*GIVEN EXERCISE*:
The entries that follow should be written out exactly.

*DATASET CONTENT*:
'''

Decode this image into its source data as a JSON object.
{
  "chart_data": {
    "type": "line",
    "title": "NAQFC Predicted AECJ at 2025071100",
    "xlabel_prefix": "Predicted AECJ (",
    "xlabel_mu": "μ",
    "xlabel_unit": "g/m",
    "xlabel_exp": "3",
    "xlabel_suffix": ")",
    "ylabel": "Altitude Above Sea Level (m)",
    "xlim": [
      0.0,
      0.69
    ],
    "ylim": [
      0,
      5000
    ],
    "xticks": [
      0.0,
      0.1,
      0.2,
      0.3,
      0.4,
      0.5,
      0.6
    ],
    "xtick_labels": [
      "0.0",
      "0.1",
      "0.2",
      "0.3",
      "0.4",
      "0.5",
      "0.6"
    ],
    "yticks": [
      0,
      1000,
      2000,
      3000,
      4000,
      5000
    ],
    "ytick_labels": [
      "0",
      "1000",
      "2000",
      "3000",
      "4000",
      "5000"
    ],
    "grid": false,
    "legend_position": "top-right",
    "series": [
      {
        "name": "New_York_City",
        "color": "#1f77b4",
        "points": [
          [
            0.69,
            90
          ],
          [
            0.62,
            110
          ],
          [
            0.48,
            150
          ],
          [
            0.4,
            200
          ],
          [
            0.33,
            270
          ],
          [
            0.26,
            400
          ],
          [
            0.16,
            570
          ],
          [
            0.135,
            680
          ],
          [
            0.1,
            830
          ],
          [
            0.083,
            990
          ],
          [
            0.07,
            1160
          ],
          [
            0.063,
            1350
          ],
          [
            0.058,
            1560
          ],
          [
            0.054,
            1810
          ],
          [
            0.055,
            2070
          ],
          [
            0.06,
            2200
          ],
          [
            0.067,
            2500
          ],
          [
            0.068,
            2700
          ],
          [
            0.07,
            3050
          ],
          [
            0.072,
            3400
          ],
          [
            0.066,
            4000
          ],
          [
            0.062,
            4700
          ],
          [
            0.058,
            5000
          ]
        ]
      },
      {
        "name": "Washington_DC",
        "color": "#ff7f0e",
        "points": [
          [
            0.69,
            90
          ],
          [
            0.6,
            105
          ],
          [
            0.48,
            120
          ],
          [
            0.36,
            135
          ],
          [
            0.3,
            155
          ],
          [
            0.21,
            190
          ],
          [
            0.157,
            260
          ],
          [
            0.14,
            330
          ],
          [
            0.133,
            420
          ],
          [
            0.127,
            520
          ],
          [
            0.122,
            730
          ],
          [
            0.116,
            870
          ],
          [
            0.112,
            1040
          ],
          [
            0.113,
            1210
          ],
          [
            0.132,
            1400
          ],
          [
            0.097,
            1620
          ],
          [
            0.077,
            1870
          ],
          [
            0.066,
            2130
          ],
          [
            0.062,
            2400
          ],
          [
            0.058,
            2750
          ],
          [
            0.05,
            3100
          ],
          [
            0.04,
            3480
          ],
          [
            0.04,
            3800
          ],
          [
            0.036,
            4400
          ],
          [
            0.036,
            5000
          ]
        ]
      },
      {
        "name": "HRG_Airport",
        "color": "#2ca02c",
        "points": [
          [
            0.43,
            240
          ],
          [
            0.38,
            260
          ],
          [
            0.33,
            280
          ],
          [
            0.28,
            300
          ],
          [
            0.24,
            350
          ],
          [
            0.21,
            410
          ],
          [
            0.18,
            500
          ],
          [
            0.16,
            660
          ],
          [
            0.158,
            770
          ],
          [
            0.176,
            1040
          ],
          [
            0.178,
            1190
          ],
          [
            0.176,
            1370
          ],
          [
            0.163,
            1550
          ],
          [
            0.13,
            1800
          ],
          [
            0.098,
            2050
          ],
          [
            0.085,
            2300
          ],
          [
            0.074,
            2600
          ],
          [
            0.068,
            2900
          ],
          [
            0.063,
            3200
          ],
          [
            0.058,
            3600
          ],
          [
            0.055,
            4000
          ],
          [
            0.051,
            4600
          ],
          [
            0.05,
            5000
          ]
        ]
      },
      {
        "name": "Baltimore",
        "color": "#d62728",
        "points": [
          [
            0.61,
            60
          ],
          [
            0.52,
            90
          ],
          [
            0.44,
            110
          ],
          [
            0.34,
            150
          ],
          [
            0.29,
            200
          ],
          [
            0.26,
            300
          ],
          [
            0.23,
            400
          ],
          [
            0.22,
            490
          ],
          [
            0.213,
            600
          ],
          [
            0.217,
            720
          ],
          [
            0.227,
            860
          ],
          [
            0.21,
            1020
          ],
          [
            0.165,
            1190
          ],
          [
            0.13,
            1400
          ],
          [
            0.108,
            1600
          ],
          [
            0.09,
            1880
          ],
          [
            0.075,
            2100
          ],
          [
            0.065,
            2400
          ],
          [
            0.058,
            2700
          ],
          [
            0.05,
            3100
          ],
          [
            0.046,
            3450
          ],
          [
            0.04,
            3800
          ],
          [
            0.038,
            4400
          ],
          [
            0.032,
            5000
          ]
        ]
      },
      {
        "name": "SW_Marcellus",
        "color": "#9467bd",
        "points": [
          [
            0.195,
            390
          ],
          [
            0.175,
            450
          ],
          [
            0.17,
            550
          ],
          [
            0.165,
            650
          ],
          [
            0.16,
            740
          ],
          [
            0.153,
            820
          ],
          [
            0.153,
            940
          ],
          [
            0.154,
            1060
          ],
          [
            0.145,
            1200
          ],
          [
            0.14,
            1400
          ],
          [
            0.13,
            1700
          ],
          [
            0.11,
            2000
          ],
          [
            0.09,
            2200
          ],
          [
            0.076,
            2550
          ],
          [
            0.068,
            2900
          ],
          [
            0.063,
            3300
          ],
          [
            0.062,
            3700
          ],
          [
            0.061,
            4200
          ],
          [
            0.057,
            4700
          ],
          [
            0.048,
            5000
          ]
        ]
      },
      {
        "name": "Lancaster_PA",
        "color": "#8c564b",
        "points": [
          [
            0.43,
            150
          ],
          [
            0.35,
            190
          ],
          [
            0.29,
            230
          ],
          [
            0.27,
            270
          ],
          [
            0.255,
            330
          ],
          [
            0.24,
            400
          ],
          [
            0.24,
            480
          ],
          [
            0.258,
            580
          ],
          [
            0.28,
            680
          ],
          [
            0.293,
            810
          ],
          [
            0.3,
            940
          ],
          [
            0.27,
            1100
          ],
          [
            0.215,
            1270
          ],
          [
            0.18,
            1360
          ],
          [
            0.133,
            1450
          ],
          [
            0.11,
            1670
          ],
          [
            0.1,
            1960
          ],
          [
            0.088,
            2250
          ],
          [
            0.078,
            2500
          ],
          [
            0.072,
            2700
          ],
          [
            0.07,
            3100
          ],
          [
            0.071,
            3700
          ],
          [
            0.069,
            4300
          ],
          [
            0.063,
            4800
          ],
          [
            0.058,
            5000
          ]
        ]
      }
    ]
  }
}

'''

*RESPONSE FOR THIS EXERCISE*:
Decode this image into its source data as a JSON object.
{
  "chart_data": {
    "type": "line",
    "title": "NAQFC Predicted AECJ at 2025071100",
    "xlabel_prefix": "Predicted AECJ (",
    "xlabel_mu": "μ",
    "xlabel_unit": "g/m",
    "xlabel_exp": "3",
    "xlabel_suffix": ")",
    "ylabel": "Altitude Above Sea Level (m)",
    "xlim": [
      0.0,
      0.69
    ],
    "ylim": [
      0,
      5000
    ],
    "xticks": [
      0.0,
      0.1,
      0.2,
      0.3,
      0.4,
      0.5,
      0.6
    ],
    "xtick_labels": [
      "0.0",
      "0.1",
      "0.2",
      "0.3",
      "0.4",
      "0.5",
      "0.6"
    ],
    "yticks": [
      0,
      1000,
      2000,
      3000,
      4000,
      5000
    ],
    "ytick_labels": [
      "0",
      "1000",
      "2000",
      "3000",
      "4000",
      "5000"
    ],
    "grid": false,
    "legend_position": "top-right",
    "series": [
      {
        "name": "New_York_City",
        "color": "#1f77b4",
        "points": [
          [
            0.69,
            90
          ],
          [
            0.62,
            110
          ],
          [
            0.48,
            150
          ],
          [
            0.4,
            200
          ],
          [
            0.33,
            270
          ],
          [
            0.26,
            400
          ],
          [
            0.16,
            570
          ],
          [
            0.135,
            680
          ],
          [
            0.1,
            830
          ],
          [
            0.083,
            990
          ],
          [
            0.07,
            1160
          ],
          [
            0.063,
            1350
          ],
          [
            0.058,
            1560
          ],
          [
            0.054,
            1810
          ],
          [
            0.055,
            2070
          ],
          [
            0.06,
            2200
          ],
          [
            0.067,
            2500
          ],
          [
            0.068,
            2700
          ],
          [
            0.07,
            3050
          ],
          [
            0.072,
            3400
          ],
          [
            0.066,
            4000
          ],
          [
            0.062,
            4700
          ],
          [
            0.058,
            5000
          ]
        ]
      },
      {
        "name": "Washington_DC",
        "color": "#ff7f0e",
        "points": [
          [
            0.69,
            90
          ],
          [
            0.6,
            105
          ],
          [
            0.48,
            120
          ],
          [
            0.36,
            135
          ],
          [
            0.3,
            155
          ],
          [
            0.21,
            190
          ],
          [
            0.157,
            260
          ],
          [
            0.14,
            330
          ],
          [
            0.133,
            420
          ],
          [
            0.127,
            520
          ],
          [
            0.122,
            730
          ],
          [
            0.116,
            870
          ],
          [
            0.112,
            1040
          ],
          [
            0.113,
            1210
          ],
          [
            0.132,
            1400
          ],
          [
            0.097,
            1620
          ],
          [
            0.077,
            1870
          ],
          [
            0.066,
            2130
          ],
          [
            0.062,
            2400
          ],
          [
            0.058,
            2750
          ],
          [
            0.05,
            3100
          ],
          [
            0.04,
            3480
          ],
          [
            0.04,
            3800
          ],
          [
            0.036,
            4400
          ],
          [
            0.036,
            5000
          ]
        ]
      },
      {
        "name": "HRG_Airport",
        "color": "#2ca02c",
        "points": [
          [
            0.43,
            240
          ],
          [
            0.38,
            260
          ],
          [
            0.33,
            280
          ],
          [
            0.28,
            300
          ],
          [
            0.24,
            350
          ],
          [
            0.21,
            410
          ],
          [
            0.18,
            500
          ],
          [
            0.16,
            660
          ],
          [
            0.158,
            770
          ],
          [
            0.176,
            1040
          ],
          [
            0.178,
            1190
          ],
          [
            0.176,
            1370
          ],
          [
            0.163,
            1550
          ],
          [
            0.13,
            1800
          ],
          [
            0.098,
            2050
          ],
          [
            0.085,
            2300
          ],
          [
            0.074,
            2600
          ],
          [
            0.068,
            2900
          ],
          [
            0.063,
            3200
          ],
          [
            0.058,
            3600
          ],
          [
            0.055,
            4000
          ],
          [
            0.051,
            4600
          ],
          [
            0.05,
            5000
          ]
        ]
      },
      {
        "name": "Baltimore",
        "color": "#d62728",
        "points": [
          [
            0.61,
            60
          ],
          [
            0.52,
            90
          ],
          [
            0.44,
            110
          ],
          [
            0.34,
            150
          ],
          [
            0.29,
            200
          ],
          [
            0.26,
            300
          ],
          [
            0.23,
            400
          ],
          [
            0.22,
            490
          ],
          [
            0.213,
            600
          ],
          [
            0.217,
            720
          ],
          [
            0.227,
            860
          ],
          [
            0.21,
            1020
          ],
          [
            0.165,
            1190
          ],
          [
            0.13,
            1400
          ],
          [
            0.108,
            1600
          ],
          [
            0.09,
            1880
          ],
          [
            0.075,
            2100
          ],
          [
            0.065,
            2400
          ],
          [
            0.058,
            2700
          ],
          [
            0.05,
            3100
          ],
          [
            0.046,
            3450
          ],
          [
            0.04,
            3800
          ],
          [
            0.038,
            4400
          ],
          [
            0.032,
            5000
          ]
        ]
      },
      {
        "name": "SW_Marcellus",
        "color": "#9467bd",
        "points": [
          [
            0.195,
            390
          ],
          [
            0.175,
            450
          ],
          [
            0.17,
            550
          ],
          [
            0.165,
            650
          ],
          [
            0.16,
            740
          ],
          [
            0.153,
            820
          ],
          [
            0.153,
            940
          ],
          [
            0.154,
            1060
          ],
          [
            0.145,
            1200
          ],
          [
            0.14,
            1400
          ],
          [
            0.13,
            1700
          ],
          [
            0.11,
            2000
          ],
          [
            0.09,
            2200
          ],
          [
            0.076,
            2550
          ],
          [
            0.068,
            2900
          ],
          [
            0.063,
            3300
          ],
          [
            0.062,
            3700
          ],
          [
            0.061,
            4200
          ],
          [
            0.057,
            4700
          ],
          [
            0.048,
            5000
          ]
        ]
      },
      {
        "name": "Lancaster_PA",
        "color": "#8c564b",
        "points": [
          [
            0.43,
            150
          ],
          [
            0.35,
            190
          ],
          [
            0.29,
            230
          ],
          [
            0.27,
            270
          ],
          [
            0.255,
            330
          ],
          [
            0.24,
            400
          ],
          [
            0.24,
            480
          ],
          [
            0.258,
            580
          ],
          [
            0.28,
            680
          ],
          [
            0.293,
            810
          ],
          [
            0.3,
            940
          ],
          [
            0.27,
            1100
          ],
          [
            0.215,
            1270
          ],
          [
            0.18,
            1360
          ],
          [
            0.133,
            1450
          ],
          [
            0.11,
            1670
          ],
          [
            0.1,
            1960
          ],
          [
            0.088,
            2250
          ],
          [
            0.078,
            2500
          ],
          [
            0.072,
            2700
          ],
          [
            0.07,
            3100
          ],
          [
            0.071,
            3700
          ],
          [
            0.069,
            4300
          ],
          [
            0.063,
            4800
          ],
          [
            0.058,
            5000
          ]
        ]
      }
    ]
  }
}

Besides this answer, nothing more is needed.